THE RECORDS:
+---+
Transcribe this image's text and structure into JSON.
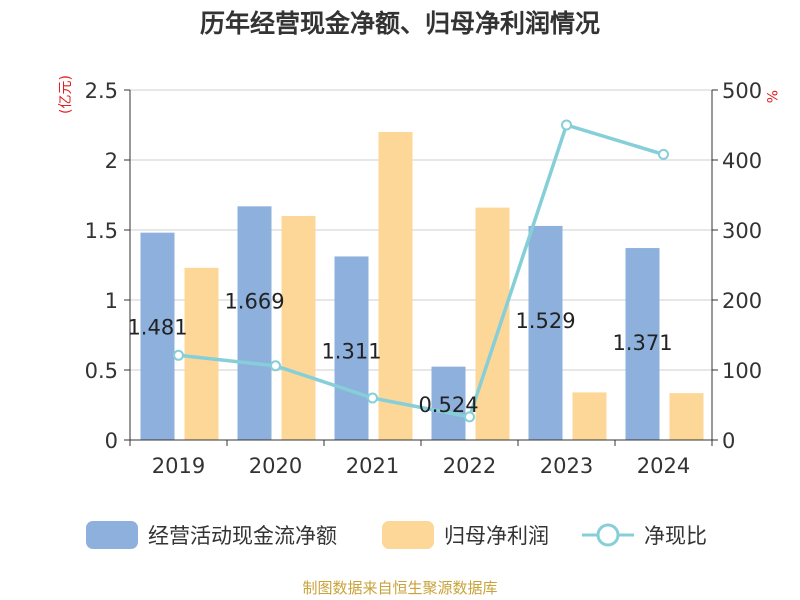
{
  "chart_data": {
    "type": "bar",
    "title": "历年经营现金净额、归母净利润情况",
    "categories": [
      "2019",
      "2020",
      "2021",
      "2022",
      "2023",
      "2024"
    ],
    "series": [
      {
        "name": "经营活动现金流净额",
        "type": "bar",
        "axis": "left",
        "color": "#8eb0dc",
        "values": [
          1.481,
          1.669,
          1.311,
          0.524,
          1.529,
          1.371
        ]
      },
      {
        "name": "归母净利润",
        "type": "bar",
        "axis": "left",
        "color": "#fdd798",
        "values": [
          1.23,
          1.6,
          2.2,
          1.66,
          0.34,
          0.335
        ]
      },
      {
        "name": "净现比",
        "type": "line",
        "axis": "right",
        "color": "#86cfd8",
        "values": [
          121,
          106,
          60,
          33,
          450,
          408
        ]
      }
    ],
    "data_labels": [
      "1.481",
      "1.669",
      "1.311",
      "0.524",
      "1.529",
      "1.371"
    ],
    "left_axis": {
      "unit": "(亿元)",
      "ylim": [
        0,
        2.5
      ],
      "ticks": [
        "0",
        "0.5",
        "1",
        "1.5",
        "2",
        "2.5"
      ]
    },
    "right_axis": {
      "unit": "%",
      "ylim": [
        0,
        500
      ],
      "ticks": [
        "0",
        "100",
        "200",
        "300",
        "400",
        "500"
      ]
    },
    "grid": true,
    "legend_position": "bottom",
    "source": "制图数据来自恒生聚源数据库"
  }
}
+---+
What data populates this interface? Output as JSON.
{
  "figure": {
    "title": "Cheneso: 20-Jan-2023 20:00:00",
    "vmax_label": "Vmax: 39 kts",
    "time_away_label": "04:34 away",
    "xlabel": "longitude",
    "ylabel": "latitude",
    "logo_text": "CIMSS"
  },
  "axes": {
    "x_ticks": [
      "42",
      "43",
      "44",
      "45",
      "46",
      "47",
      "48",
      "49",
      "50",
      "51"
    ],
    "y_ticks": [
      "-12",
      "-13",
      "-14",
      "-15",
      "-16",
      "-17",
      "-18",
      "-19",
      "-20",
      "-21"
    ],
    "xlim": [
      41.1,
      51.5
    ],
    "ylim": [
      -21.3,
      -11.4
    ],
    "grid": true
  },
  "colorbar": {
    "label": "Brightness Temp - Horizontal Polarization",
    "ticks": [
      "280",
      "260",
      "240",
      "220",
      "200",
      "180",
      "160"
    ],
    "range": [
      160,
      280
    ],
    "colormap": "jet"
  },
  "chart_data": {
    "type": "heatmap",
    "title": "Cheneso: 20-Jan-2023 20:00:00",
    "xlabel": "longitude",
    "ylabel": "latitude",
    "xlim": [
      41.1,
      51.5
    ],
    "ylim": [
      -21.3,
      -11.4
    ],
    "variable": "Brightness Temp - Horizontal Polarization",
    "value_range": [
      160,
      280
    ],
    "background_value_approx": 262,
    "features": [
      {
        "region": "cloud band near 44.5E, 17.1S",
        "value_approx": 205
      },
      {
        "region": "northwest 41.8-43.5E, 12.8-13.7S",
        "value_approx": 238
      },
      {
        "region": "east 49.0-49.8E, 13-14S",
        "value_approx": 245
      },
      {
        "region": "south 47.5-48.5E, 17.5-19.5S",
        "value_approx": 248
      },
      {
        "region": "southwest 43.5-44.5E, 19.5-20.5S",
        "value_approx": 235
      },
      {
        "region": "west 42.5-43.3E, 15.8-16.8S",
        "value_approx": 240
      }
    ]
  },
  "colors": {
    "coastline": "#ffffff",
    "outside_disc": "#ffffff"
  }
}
+---+
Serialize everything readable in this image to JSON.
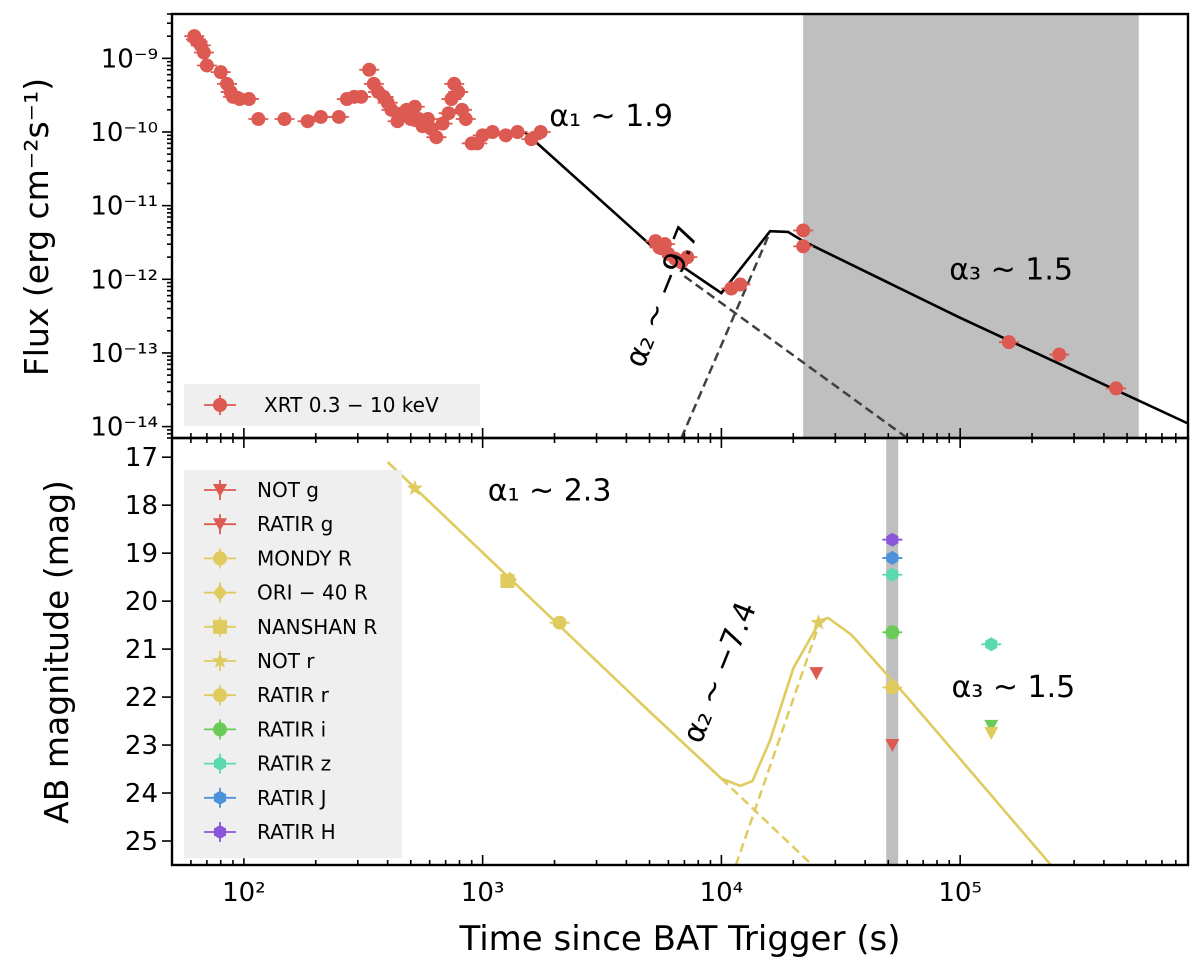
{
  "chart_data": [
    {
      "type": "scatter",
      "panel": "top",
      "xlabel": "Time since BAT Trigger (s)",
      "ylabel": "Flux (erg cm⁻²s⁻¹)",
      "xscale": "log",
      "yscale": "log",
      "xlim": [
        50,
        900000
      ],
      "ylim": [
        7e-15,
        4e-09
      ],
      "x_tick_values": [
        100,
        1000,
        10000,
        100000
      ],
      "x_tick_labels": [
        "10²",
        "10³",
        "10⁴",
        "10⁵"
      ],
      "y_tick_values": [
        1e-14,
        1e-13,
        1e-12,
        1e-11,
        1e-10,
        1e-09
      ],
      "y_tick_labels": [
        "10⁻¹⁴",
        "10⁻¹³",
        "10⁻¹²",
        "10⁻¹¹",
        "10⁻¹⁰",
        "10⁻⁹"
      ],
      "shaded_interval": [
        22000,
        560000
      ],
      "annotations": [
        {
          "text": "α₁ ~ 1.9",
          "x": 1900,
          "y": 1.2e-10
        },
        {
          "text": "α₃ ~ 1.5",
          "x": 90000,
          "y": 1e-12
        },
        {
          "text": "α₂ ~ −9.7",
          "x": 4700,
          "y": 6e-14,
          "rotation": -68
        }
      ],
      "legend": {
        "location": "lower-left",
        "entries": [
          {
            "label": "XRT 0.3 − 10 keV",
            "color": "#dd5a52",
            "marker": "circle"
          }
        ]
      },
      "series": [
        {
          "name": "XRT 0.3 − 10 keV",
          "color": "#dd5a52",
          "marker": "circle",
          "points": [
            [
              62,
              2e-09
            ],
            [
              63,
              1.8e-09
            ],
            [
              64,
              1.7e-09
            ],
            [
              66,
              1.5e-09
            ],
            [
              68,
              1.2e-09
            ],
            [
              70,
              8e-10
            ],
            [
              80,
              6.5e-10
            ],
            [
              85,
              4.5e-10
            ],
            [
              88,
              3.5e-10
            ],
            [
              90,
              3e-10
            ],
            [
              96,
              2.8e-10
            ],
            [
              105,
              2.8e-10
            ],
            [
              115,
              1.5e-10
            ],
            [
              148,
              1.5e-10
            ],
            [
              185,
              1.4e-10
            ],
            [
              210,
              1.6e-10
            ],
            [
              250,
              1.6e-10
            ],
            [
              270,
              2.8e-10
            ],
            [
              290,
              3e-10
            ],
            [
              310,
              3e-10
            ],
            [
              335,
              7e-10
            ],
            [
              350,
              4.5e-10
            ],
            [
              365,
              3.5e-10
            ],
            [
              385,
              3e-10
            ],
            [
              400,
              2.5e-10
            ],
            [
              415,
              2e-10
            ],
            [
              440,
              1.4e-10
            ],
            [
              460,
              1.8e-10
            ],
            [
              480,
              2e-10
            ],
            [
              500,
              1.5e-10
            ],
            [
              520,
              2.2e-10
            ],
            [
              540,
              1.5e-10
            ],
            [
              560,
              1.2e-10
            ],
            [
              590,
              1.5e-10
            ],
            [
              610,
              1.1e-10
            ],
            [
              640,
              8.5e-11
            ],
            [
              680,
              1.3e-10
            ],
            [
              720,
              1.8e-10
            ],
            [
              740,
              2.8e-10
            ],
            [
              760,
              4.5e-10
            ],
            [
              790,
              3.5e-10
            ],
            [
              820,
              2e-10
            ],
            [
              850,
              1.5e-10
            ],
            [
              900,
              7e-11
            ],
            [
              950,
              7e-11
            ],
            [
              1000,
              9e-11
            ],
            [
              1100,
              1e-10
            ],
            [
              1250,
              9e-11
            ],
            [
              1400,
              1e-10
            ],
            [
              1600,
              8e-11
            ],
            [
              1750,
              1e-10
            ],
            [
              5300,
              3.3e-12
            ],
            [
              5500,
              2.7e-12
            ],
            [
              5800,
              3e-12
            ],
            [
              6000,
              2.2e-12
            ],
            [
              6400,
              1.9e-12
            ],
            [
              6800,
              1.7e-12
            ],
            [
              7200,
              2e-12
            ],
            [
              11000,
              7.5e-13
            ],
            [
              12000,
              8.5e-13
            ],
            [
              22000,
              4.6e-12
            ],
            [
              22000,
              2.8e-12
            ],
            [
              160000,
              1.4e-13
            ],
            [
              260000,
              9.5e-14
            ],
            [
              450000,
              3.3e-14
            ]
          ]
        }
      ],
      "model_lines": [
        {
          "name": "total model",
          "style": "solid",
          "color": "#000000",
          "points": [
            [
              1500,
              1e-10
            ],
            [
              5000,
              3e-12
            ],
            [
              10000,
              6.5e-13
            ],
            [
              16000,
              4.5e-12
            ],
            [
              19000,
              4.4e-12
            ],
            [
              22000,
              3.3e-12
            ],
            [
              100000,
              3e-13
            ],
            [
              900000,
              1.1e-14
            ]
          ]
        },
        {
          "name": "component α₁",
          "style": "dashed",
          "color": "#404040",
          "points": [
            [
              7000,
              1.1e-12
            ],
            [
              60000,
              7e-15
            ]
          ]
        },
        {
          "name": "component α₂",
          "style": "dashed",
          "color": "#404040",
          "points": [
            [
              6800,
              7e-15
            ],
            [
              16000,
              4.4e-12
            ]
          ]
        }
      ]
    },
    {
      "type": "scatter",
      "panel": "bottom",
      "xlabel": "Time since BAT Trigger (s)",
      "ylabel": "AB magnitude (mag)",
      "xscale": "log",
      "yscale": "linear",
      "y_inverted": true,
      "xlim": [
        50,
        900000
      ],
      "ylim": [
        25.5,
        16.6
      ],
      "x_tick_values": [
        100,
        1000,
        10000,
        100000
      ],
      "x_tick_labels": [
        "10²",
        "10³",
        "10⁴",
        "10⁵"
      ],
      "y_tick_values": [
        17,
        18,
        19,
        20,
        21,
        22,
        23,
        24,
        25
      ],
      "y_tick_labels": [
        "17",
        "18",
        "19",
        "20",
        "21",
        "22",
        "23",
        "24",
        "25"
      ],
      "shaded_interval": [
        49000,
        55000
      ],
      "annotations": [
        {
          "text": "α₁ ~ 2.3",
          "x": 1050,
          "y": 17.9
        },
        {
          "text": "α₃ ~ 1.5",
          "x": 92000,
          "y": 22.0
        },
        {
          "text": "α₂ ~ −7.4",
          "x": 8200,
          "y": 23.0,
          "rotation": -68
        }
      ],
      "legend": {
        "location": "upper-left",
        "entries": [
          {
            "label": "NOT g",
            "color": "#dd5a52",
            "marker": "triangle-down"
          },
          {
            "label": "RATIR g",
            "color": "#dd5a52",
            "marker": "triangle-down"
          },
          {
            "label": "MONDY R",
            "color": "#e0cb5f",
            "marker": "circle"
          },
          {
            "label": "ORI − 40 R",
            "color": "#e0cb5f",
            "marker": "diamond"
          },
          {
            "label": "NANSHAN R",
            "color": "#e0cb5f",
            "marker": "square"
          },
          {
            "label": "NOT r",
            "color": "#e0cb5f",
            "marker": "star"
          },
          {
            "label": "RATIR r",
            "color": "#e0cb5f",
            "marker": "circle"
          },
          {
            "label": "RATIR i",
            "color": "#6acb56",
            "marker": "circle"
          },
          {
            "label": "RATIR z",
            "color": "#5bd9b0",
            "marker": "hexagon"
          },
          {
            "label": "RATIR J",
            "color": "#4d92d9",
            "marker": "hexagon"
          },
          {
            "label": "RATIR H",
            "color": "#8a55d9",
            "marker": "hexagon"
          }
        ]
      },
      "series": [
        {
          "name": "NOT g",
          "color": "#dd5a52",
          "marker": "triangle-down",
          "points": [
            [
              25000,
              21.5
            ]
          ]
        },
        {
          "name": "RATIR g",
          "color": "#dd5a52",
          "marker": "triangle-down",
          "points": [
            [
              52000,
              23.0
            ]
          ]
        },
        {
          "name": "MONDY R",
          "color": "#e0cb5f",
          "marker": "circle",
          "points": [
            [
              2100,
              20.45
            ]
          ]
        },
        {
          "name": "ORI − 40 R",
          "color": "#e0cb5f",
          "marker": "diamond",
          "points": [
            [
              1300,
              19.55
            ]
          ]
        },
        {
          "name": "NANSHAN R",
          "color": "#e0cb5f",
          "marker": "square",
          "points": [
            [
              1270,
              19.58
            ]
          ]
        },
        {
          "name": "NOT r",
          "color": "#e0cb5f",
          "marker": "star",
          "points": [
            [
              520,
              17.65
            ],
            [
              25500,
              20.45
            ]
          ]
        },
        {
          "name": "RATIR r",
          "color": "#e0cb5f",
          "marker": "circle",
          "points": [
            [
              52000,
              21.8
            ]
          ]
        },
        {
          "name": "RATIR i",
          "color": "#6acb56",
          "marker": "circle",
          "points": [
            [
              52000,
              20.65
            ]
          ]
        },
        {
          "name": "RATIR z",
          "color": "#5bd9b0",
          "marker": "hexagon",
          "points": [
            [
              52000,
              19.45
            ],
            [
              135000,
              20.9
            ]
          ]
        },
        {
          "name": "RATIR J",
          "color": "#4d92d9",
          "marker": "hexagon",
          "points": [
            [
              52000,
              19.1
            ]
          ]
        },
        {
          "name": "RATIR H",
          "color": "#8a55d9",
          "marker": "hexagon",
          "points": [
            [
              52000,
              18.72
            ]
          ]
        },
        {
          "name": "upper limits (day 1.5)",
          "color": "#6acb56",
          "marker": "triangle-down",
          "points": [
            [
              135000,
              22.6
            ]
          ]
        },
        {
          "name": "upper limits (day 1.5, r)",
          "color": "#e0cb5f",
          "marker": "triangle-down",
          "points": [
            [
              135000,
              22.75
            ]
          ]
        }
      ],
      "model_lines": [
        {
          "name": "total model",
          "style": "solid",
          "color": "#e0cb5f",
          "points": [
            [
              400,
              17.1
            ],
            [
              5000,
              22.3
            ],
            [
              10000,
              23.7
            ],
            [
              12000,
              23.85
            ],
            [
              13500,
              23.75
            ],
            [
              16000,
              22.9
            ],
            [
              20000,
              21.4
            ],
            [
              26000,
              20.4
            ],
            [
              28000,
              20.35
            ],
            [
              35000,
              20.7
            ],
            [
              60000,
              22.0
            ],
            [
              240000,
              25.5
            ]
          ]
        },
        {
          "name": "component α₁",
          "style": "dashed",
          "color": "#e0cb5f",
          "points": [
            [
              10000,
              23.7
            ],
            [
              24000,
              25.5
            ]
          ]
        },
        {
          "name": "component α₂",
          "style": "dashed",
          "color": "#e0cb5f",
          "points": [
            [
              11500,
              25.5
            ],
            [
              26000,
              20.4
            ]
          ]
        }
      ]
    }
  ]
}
+---+
Find how many lines in the records contain the string "this", then give the number alone.

ANSWER:
3